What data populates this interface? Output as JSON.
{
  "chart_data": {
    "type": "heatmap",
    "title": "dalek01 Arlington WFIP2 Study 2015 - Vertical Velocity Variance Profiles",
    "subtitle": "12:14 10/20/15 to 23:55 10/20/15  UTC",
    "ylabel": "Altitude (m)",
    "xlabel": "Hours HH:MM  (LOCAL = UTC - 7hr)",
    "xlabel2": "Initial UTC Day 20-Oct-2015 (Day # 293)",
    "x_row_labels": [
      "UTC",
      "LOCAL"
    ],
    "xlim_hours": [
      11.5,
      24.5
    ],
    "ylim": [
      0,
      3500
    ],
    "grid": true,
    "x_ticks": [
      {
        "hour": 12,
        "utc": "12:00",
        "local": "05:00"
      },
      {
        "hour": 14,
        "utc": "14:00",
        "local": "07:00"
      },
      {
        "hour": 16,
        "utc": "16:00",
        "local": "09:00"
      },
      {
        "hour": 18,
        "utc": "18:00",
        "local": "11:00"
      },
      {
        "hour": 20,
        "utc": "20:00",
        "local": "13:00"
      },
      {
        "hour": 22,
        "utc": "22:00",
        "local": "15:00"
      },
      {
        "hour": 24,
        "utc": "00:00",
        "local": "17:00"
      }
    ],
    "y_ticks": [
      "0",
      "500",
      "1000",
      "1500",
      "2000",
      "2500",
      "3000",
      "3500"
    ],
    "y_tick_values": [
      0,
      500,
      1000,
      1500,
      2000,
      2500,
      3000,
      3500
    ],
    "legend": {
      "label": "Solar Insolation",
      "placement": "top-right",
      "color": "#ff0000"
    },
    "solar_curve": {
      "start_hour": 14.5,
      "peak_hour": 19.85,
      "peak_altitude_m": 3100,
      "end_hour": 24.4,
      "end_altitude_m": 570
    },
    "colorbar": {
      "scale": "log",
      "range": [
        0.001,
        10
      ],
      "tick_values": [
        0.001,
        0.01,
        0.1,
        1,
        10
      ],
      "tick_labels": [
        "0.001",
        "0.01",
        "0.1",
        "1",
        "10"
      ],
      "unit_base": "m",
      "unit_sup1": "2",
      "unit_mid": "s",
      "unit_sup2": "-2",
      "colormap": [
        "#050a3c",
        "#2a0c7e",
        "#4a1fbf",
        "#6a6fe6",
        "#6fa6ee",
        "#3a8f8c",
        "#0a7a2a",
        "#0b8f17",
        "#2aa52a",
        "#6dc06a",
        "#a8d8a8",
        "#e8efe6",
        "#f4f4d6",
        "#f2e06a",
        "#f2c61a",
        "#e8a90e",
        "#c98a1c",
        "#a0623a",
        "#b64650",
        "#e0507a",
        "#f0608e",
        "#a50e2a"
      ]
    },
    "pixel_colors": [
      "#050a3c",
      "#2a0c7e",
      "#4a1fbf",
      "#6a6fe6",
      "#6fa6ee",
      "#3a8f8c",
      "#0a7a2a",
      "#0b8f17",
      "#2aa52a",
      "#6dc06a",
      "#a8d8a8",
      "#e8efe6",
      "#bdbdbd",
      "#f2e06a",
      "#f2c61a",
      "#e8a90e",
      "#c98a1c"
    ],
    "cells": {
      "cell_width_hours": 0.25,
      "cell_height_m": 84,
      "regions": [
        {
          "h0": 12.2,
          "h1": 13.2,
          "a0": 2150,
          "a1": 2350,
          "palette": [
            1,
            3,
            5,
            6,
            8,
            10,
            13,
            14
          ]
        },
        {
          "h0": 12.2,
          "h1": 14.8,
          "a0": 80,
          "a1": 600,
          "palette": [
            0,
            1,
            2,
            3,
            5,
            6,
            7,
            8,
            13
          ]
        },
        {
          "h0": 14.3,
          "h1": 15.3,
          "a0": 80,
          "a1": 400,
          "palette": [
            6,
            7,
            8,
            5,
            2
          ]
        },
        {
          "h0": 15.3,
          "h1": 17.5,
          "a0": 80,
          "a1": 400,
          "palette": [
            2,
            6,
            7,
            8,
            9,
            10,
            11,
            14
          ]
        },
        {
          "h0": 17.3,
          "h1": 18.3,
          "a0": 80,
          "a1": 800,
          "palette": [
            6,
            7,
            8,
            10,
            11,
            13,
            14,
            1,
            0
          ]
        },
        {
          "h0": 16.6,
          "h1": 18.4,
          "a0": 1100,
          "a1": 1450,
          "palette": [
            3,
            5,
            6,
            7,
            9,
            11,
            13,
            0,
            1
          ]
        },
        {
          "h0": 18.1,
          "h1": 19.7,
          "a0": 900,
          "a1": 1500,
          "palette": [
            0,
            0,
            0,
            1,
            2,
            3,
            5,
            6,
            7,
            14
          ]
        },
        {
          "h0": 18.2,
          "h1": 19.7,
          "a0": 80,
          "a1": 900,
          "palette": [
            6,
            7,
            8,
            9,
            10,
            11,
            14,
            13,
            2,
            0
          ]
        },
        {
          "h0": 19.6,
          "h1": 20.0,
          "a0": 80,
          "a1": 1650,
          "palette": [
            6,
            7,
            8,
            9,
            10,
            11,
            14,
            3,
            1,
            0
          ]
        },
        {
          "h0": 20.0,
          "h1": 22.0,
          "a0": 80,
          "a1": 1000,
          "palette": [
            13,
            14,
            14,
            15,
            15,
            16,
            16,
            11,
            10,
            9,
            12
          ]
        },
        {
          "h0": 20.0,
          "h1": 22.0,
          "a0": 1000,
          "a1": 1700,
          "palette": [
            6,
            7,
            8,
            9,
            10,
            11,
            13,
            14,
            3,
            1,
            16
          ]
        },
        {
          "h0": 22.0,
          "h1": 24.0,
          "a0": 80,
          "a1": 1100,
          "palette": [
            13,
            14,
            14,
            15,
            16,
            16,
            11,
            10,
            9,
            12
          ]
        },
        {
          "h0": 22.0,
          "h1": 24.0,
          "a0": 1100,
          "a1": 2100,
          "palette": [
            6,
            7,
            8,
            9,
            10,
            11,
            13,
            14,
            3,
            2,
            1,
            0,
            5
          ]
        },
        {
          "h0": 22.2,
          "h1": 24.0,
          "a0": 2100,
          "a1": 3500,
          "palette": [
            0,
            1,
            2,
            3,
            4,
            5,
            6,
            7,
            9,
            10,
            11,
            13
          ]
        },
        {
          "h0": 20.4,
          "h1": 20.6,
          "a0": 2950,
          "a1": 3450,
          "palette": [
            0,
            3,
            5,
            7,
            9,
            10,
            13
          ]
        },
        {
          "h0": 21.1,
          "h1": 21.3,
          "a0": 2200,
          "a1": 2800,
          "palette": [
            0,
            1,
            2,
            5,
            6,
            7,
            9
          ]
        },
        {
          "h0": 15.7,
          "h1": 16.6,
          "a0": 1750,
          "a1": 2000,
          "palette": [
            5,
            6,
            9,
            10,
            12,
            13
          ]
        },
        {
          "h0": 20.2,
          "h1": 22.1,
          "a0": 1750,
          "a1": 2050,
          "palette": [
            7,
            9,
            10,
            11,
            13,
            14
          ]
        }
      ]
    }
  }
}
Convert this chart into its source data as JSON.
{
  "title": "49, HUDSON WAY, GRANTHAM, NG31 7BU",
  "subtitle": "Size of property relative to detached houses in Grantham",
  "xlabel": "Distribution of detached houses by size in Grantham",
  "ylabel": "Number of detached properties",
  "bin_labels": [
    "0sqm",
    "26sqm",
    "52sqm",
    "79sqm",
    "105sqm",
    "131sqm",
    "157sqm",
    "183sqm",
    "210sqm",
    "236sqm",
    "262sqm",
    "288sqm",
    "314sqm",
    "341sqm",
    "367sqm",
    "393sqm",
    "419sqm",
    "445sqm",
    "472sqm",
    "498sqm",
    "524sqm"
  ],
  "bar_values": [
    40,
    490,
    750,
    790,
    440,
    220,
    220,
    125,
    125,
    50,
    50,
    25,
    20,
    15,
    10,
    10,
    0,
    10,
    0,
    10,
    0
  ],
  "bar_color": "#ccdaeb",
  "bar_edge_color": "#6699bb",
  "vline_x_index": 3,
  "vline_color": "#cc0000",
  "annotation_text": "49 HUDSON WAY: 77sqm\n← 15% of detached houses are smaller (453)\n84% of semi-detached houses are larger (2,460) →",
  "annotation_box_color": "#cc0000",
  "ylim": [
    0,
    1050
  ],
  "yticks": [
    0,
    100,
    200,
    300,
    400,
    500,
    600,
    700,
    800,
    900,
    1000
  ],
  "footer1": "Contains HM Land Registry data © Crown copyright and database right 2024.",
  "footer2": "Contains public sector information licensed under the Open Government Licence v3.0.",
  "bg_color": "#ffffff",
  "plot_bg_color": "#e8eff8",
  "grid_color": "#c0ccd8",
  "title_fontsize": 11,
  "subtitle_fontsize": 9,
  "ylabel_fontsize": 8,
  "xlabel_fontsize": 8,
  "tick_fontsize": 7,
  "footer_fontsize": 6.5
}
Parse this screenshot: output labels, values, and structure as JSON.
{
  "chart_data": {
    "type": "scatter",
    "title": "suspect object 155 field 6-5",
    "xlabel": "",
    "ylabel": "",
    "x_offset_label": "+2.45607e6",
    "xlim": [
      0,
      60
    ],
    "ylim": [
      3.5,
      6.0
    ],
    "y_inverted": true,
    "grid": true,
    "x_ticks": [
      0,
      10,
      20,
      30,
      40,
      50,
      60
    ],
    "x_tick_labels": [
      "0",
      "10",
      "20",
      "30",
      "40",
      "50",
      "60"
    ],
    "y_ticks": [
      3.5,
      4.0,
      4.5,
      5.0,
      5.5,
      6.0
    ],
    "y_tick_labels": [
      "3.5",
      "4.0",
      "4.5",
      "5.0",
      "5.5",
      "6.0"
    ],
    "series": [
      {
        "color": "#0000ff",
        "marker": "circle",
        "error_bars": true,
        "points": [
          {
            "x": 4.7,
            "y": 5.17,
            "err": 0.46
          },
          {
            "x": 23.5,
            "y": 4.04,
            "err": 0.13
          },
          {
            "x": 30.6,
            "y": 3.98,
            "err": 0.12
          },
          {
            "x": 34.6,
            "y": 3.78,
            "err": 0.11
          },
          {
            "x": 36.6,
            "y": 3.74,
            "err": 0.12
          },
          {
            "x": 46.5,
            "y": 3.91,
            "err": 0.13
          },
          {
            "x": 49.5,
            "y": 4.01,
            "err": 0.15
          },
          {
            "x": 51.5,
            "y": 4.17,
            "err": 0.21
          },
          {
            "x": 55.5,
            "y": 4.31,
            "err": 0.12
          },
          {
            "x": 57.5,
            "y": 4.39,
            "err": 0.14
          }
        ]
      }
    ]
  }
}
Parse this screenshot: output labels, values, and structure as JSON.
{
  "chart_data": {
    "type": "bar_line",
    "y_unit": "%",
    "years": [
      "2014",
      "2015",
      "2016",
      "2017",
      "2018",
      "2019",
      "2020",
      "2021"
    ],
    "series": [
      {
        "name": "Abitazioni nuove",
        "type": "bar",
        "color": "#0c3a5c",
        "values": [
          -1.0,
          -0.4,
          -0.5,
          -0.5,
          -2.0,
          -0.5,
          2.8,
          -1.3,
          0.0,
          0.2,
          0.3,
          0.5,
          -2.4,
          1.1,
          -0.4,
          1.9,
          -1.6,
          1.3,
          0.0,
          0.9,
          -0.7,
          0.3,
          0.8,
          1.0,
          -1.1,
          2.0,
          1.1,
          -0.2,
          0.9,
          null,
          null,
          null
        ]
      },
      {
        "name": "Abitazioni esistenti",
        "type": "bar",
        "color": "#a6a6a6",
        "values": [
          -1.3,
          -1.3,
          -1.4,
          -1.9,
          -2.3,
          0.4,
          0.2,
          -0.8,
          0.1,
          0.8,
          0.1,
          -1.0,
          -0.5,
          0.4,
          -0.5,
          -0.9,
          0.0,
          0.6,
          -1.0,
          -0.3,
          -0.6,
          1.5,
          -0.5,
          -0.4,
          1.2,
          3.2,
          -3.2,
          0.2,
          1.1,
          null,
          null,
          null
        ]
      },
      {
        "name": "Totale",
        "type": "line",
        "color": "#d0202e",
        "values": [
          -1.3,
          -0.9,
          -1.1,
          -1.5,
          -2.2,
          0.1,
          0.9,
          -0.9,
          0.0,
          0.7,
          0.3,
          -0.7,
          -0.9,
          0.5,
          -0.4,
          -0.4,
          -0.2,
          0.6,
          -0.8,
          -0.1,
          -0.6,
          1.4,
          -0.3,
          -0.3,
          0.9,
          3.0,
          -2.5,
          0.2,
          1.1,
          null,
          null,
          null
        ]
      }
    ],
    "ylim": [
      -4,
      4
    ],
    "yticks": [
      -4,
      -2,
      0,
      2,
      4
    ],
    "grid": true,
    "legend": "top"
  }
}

━━━━

» **DIRECTIVE**: Using the material above, report each line where "this" occurs.

» **RESULT BELOW**:
What data populates this interface? Output as JSON.
Convert this chart into its source data as JSON.
Parse this screenshot: output labels, values, and structure as JSON.
Parse this screenshot: output labels, values, and structure as JSON.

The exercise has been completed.